Problems to solve ->
(a) Please copy the passage on streaming APIs word for word, starting at "A streaming API" and ending at "enqueue(), RxJS subscribe()".
(b) According to the passage on streaming APIs, how is cancellation handled in the pull-based model?
(c) Using the passage on streaming APIs, explain why backpressure in a Unix pipe is described as a consequence of the model rather than a mechanism.

┌─ Extract to read

A streaming API is fundamentally either pull-based (the consumer drives — data advances when the consumer asks) or push-based (the producer drives — data advances when the source has more, regardless of consumer state). The axis is load-bearing: it decides how concepts/backpressure works, how cancellation works, how pipelines compose, and how intermediate buffers behave.

The two models

Axis Pull-based Push-based
Who drives Consumer Producer
Evaluation Lazy — runs only when pulled Eager — runs on arrival
Backpressure Implicit (stop pulling = stop producing) Explicit (advisory signal producer consults)
Cancellation Implicit (stop iterating) Explicit (reader.cancel() / abort())
Pipeline buffering Only at pull boundaries Cascades through every stage
Idiom for await…of, iterators, Unix pipes on('data'), enqueue(), RxJS subscribe()

Canonical pull-based: Unix pipes

cat access.log | grep "error" | sort | uniq -c

Data flows left to right. Each stage reads, processes, writes. If uniq -c is slow to consume, sort slows down, grep slows down, cat slows down — all the way back to the disk read. Backpressure is not a mechanism; it's a consequence of the model.

└─
┌─ Provided records

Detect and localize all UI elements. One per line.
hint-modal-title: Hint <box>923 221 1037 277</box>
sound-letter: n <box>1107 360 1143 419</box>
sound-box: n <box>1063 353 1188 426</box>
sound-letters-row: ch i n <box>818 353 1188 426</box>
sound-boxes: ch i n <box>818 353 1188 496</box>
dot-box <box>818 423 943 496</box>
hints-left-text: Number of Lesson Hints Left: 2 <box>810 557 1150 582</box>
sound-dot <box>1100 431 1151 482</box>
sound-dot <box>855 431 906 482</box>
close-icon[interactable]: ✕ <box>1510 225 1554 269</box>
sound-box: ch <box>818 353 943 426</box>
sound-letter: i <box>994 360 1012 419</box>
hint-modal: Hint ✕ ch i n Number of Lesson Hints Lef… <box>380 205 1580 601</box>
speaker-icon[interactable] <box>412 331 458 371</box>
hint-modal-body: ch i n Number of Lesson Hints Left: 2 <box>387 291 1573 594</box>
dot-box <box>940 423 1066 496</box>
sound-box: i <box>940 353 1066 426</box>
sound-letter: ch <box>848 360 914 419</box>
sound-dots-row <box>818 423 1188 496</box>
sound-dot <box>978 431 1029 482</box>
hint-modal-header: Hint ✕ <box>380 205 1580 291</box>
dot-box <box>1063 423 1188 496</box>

└─

Solutions for each task ->
(a)
A streaming API is fundamentally either pull-based (the consumer drives — data advances when the consumer asks) or push-based (the producer drives — data advances when the source has more, regardless of consumer state). The axis is load-bearing: it decides how concepts/backpressure works, how cancellation works, how pipelines compose, and how intermediate buffers behave.

The two models

Axis Pull-based Push-based
Who drives Consumer Producer
Evaluation Lazy — runs only when pulled Eager — runs on arrival
Backpressure Implicit (stop pulling = stop producing) Explicit (advisory signal producer consults)
Cancellation Implicit (stop iterating) Explicit (reader.cancel() / abort())
Pipeline buffering Only at pull boundaries Cascades through every stage
Idiom for await…of, iterators, Unix pipes on('data'), enqueue(), RxJS subscribe()

(b) Implicitly, by stopping iteration.

(c) In a pipe, each stage reads, processes and writes, so when a later stage such as uniq -c is slow to consume, every earlier stage slows down in turn, all the way back to the disk read. This slowdown happens without any separate mechanism.